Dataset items
## start

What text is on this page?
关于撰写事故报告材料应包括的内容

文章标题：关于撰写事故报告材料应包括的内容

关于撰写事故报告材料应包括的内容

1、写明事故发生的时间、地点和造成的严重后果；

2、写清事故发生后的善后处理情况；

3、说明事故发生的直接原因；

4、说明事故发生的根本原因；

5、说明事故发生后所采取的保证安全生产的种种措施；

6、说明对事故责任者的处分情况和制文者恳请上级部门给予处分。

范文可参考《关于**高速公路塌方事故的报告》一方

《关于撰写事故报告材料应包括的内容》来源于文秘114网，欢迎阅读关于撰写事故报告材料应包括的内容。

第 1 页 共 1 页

## end

Every record above needs to be repeated word for word.

Answer to this problem:
What text is on this page?
关于撰写事故报告材料应包括的内容

文章标题：关于撰写事故报告材料应包括的内容

关于撰写事故报告材料应包括的内容

1、写明事故发生的时间、地点和造成的严重后果；

2、写清事故发生后的善后处理情况；

3、说明事故发生的直接原因；

4、说明事故发生的根本原因；

5、说明事故发生后所采取的保证安全生产的种种措施；

6、说明对事故责任者的处分情况和制文者恳请上级部门给予处分。

范文可参考《关于**高速公路塌方事故的报告》一方

《关于撰写事故报告材料应包括的内容》来源于文秘114网，欢迎阅读关于撰写事故报告材料应包括的内容。

第 1 页 共 1 页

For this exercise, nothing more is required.